DATA FOR THE TASK:

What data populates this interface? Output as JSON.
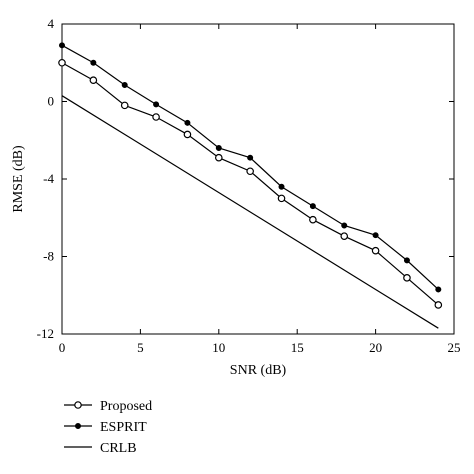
{
  "chart_data": {
    "type": "line",
    "title": "",
    "xlabel": "SNR (dB)",
    "ylabel": "RMSE (dB)",
    "xlim": [
      0,
      25
    ],
    "ylim": [
      -12,
      4
    ],
    "xticks": [
      0,
      5,
      10,
      15,
      20,
      25
    ],
    "yticks": [
      4,
      0,
      -4,
      -8,
      -12
    ],
    "grid": false,
    "legend_position": "below plot, left",
    "series": [
      {
        "name": "Proposed",
        "marker": "open-circle",
        "x": [
          0,
          2,
          4,
          6,
          8,
          10,
          12,
          14,
          16,
          18,
          20,
          22,
          24
        ],
        "y": [
          2.0,
          1.1,
          -0.2,
          -0.8,
          -1.7,
          -2.9,
          -3.6,
          -5.0,
          -6.1,
          -6.95,
          -7.7,
          -9.1,
          -10.5
        ]
      },
      {
        "name": "ESPRIT",
        "marker": "filled-dot",
        "x": [
          0,
          2,
          4,
          6,
          8,
          10,
          12,
          14,
          16,
          18,
          20,
          22,
          24
        ],
        "y": [
          2.9,
          2.0,
          0.85,
          -0.15,
          -1.1,
          -2.4,
          -2.9,
          -4.4,
          -5.4,
          -6.4,
          -6.9,
          -8.2,
          -9.7
        ]
      },
      {
        "name": "CRLB",
        "marker": "none",
        "x": [
          0,
          24
        ],
        "y": [
          0.3,
          -11.7
        ]
      }
    ]
  }
}
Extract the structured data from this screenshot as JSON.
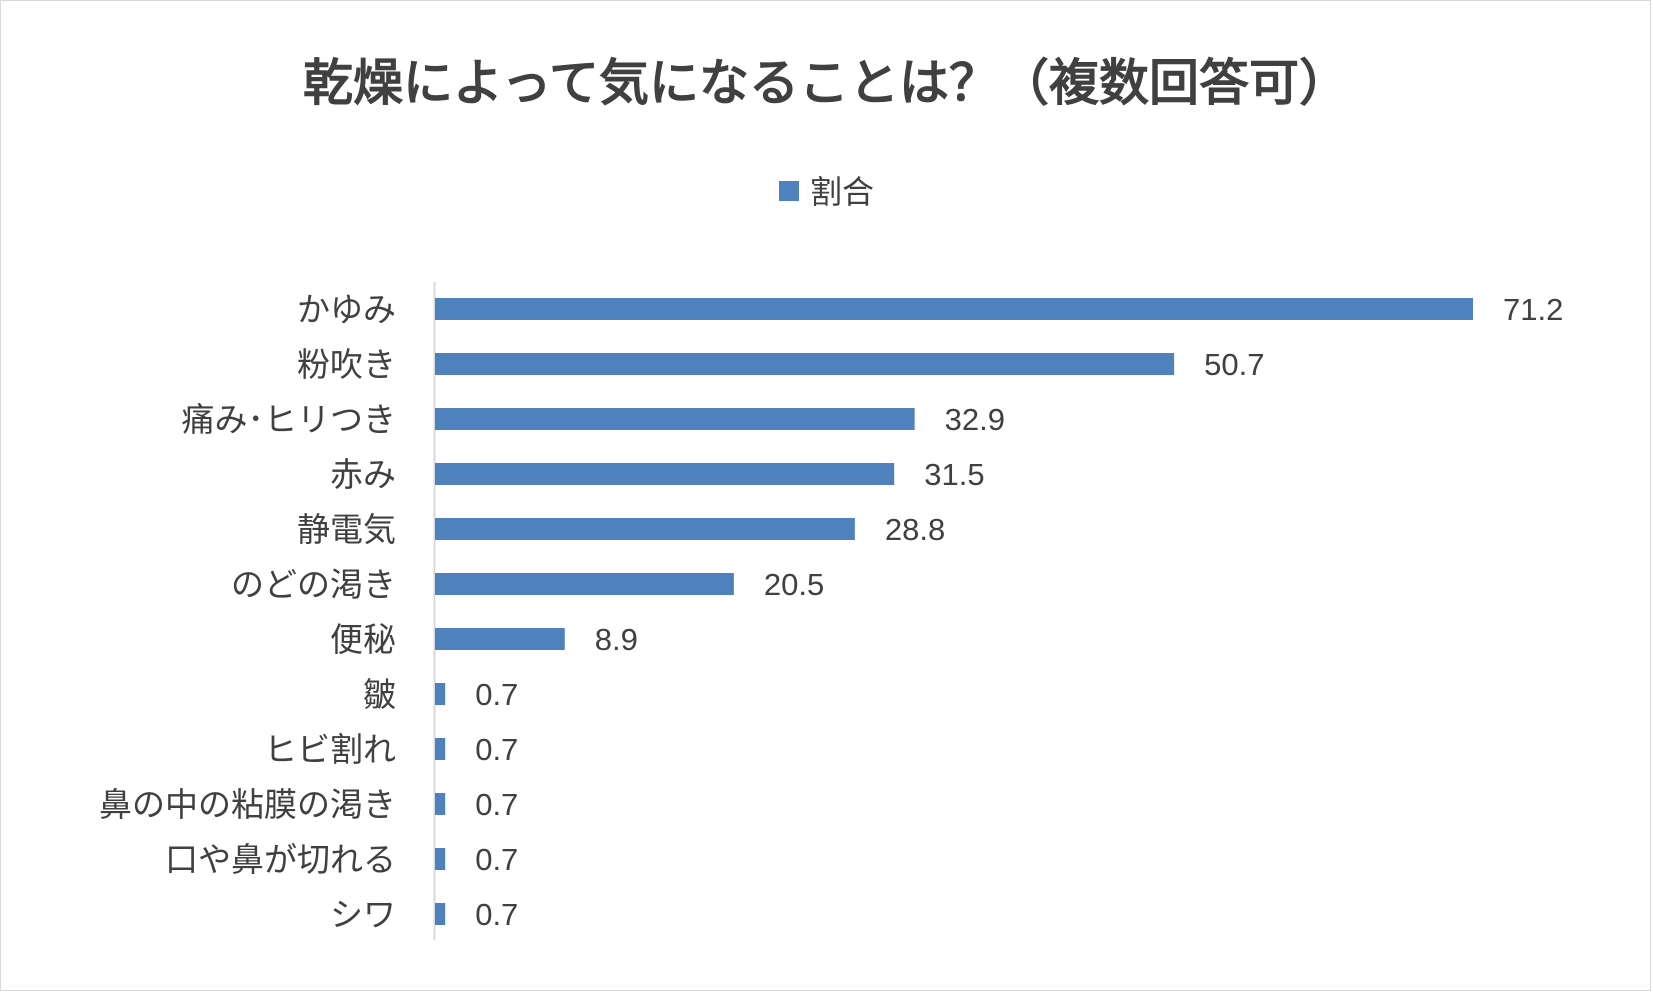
{
  "chart_data": {
    "type": "bar",
    "orientation": "horizontal",
    "title": "乾燥によって気になることは？（複数回答可）",
    "legend": [
      "割合"
    ],
    "legend_position": "top",
    "series": [
      {
        "name": "割合",
        "color": "#4f81bd",
        "values": [
          71.2,
          50.7,
          32.9,
          31.5,
          28.8,
          20.5,
          8.9,
          0.7,
          0.7,
          0.7,
          0.7,
          0.7
        ]
      }
    ],
    "categories": [
      "かゆみ",
      "粉吹き",
      "痛み･ヒリつき",
      "赤み",
      "静電気",
      "のどの渇き",
      "便秘",
      "皺",
      "ヒビ割れ",
      "鼻の中の粘膜の渇き",
      "口や鼻が切れる",
      "シワ"
    ],
    "value_labels": [
      "71.2",
      "50.7",
      "32.9",
      "31.5",
      "28.8",
      "20.5",
      "8.9",
      "0.7",
      "0.7",
      "0.7",
      "0.7",
      "0.7"
    ],
    "xlim": [
      0,
      80
    ],
    "grid": false
  }
}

PROBLEM DETAILS:
Omit every picture, then reproduce the rest of the listing exactly.

RESULT OF THE TASK:
What data populates this interface? Output as JSON.
{
  "chart_data": {
    "type": "line",
    "title": "",
    "xlabel": "SNR (dB)",
    "ylabel": "RMSE (dB)",
    "xlim": [
      0,
      25
    ],
    "ylim": [
      -12,
      4
    ],
    "xticks": [
      0,
      5,
      10,
      15,
      20,
      25
    ],
    "yticks": [
      4,
      0,
      -4,
      -8,
      -12
    ],
    "grid": false,
    "legend_position": "below plot, left",
    "series": [
      {
        "name": "Proposed",
        "marker": "open-circle",
        "x": [
          0,
          2,
          4,
          6,
          8,
          10,
          12,
          14,
          16,
          18,
          20,
          22,
          24
        ],
        "y": [
          2.0,
          1.1,
          -0.2,
          -0.8,
          -1.7,
          -2.9,
          -3.6,
          -5.0,
          -6.1,
          -6.95,
          -7.7,
          -9.1,
          -10.5
        ]
      },
      {
        "name": "ESPRIT",
        "marker": "filled-dot",
        "x": [
          0,
          2,
          4,
          6,
          8,
          10,
          12,
          14,
          16,
          18,
          20,
          22,
          24
        ],
        "y": [
          2.9,
          2.0,
          0.85,
          -0.15,
          -1.1,
          -2.4,
          -2.9,
          -4.4,
          -5.4,
          -6.4,
          -6.9,
          -8.2,
          -9.7
        ]
      },
      {
        "name": "CRLB",
        "marker": "none",
        "x": [
          0,
          24
        ],
        "y": [
          0.3,
          -11.7
        ]
      }
    ]
  }
}
Extract the structured data from this screenshot as JSON.
{
  "chart_data": {
    "type": "bar",
    "orientation": "horizontal",
    "title": "乾燥によって気になることは？（複数回答可）",
    "legend": [
      "割合"
    ],
    "legend_position": "top",
    "series": [
      {
        "name": "割合",
        "color": "#4f81bd",
        "values": [
          71.2,
          50.7,
          32.9,
          31.5,
          28.8,
          20.5,
          8.9,
          0.7,
          0.7,
          0.7,
          0.7,
          0.7
        ]
      }
    ],
    "categories": [
      "かゆみ",
      "粉吹き",
      "痛み･ヒリつき",
      "赤み",
      "静電気",
      "のどの渇き",
      "便秘",
      "皺",
      "ヒビ割れ",
      "鼻の中の粘膜の渇き",
      "口や鼻が切れる",
      "シワ"
    ],
    "value_labels": [
      "71.2",
      "50.7",
      "32.9",
      "31.5",
      "28.8",
      "20.5",
      "8.9",
      "0.7",
      "0.7",
      "0.7",
      "0.7",
      "0.7"
    ],
    "xlim": [
      0,
      80
    ],
    "grid": false
  }
}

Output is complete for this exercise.